* Supplied material:

-------

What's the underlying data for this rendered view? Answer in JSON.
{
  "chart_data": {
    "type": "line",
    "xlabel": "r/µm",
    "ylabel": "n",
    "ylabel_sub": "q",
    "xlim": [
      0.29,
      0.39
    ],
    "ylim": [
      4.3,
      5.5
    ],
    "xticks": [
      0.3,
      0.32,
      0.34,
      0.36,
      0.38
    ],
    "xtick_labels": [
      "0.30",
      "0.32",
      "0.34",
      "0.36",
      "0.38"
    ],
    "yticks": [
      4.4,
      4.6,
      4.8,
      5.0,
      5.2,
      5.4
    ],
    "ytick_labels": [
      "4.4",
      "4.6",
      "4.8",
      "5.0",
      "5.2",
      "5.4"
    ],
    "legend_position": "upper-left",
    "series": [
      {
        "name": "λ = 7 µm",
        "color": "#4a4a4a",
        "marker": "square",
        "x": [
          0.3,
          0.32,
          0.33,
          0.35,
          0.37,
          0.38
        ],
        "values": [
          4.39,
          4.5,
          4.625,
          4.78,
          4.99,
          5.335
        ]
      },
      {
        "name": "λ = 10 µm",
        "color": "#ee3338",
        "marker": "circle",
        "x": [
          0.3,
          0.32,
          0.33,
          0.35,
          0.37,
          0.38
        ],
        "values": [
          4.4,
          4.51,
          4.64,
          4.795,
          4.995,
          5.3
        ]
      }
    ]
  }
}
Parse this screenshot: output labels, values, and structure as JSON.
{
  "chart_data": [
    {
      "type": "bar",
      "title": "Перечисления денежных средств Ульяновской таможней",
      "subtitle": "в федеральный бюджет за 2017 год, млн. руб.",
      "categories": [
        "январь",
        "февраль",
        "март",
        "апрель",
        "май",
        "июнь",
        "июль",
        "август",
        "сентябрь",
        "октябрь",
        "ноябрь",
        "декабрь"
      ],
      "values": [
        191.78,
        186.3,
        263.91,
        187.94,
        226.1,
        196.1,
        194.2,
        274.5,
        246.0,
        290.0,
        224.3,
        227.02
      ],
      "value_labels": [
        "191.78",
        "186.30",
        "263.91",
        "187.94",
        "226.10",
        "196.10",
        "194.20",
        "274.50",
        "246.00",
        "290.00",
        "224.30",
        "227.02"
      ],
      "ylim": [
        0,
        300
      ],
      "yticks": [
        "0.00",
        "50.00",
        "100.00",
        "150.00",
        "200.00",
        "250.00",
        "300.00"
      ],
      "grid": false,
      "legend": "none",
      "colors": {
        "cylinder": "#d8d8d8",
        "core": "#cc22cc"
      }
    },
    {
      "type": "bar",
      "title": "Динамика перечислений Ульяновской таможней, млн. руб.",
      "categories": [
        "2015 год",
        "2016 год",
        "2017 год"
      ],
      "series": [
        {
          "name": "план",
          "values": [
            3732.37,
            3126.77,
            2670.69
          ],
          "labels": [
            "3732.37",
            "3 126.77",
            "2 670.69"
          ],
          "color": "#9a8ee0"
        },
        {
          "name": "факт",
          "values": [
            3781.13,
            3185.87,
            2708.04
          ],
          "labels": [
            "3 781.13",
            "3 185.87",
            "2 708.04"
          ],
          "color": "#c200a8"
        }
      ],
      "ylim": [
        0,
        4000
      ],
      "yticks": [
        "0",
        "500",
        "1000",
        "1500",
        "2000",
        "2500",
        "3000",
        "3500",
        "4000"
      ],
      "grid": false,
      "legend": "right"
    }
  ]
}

-------

* Short task: Set down every line of the listing above again, exactly as given.

* Task output:
What's the underlying data for this rendered view? Answer in JSON.
{
  "chart_data": {
    "type": "line",
    "xlabel": "r/µm",
    "ylabel": "n",
    "ylabel_sub": "q",
    "xlim": [
      0.29,
      0.39
    ],
    "ylim": [
      4.3,
      5.5
    ],
    "xticks": [
      0.3,
      0.32,
      0.34,
      0.36,
      0.38
    ],
    "xtick_labels": [
      "0.30",
      "0.32",
      "0.34",
      "0.36",
      "0.38"
    ],
    "yticks": [
      4.4,
      4.6,
      4.8,
      5.0,
      5.2,
      5.4
    ],
    "ytick_labels": [
      "4.4",
      "4.6",
      "4.8",
      "5.0",
      "5.2",
      "5.4"
    ],
    "legend_position": "upper-left",
    "series": [
      {
        "name": "λ = 7 µm",
        "color": "#4a4a4a",
        "marker": "square",
        "x": [
          0.3,
          0.32,
          0.33,
          0.35,
          0.37,
          0.38
        ],
        "values": [
          4.39,
          4.5,
          4.625,
          4.78,
          4.99,
          5.335
        ]
      },
      {
        "name": "λ = 10 µm",
        "color": "#ee3338",
        "marker": "circle",
        "x": [
          0.3,
          0.32,
          0.33,
          0.35,
          0.37,
          0.38
        ],
        "values": [
          4.4,
          4.51,
          4.64,
          4.795,
          4.995,
          5.3
        ]
      }
    ]
  }
}
Parse this screenshot: output labels, values, and structure as JSON.
{
  "chart_data": [
    {
      "type": "bar",
      "title": "Перечисления денежных средств Ульяновской таможней",
      "subtitle": "в федеральный бюджет за 2017 год, млн. руб.",
      "categories": [
        "январь",
        "февраль",
        "март",
        "апрель",
        "май",
        "июнь",
        "июль",
        "август",
        "сентябрь",
        "октябрь",
        "ноябрь",
        "декабрь"
      ],
      "values": [
        191.78,
        186.3,
        263.91,
        187.94,
        226.1,
        196.1,
        194.2,
        274.5,
        246.0,
        290.0,
        224.3,
        227.02
      ],
      "value_labels": [
        "191.78",
        "186.30",
        "263.91",
        "187.94",
        "226.10",
        "196.10",
        "194.20",
        "274.50",
        "246.00",
        "290.00",
        "224.30",
        "227.02"
      ],
      "ylim": [
        0,
        300
      ],
      "yticks": [
        "0.00",
        "50.00",
        "100.00",
        "150.00",
        "200.00",
        "250.00",
        "300.00"
      ],
      "grid": false,
      "legend": "none",
      "colors": {
        "cylinder": "#d8d8d8",
        "core": "#cc22cc"
      }
    },
    {
      "type": "bar",
      "title": "Динамика перечислений Ульяновской таможней, млн. руб.",
      "categories": [
        "2015 год",
        "2016 год",
        "2017 год"
      ],
      "series": [
        {
          "name": "план",
          "values": [
            3732.37,
            3126.77,
            2670.69
          ],
          "labels": [
            "3732.37",
            "3 126.77",
            "2 670.69"
          ],
          "color": "#9a8ee0"
        },
        {
          "name": "факт",
          "values": [
            3781.13,
            3185.87,
            2708.04
          ],
          "labels": [
            "3 781.13",
            "3 185.87",
            "2 708.04"
          ],
          "color": "#c200a8"
        }
      ],
      "ylim": [
        0,
        4000
      ],
      "yticks": [
        "0",
        "500",
        "1000",
        "1500",
        "2000",
        "2500",
        "3000",
        "3500",
        "4000"
      ],
      "grid": false,
      "legend": "right"
    }
  ]
}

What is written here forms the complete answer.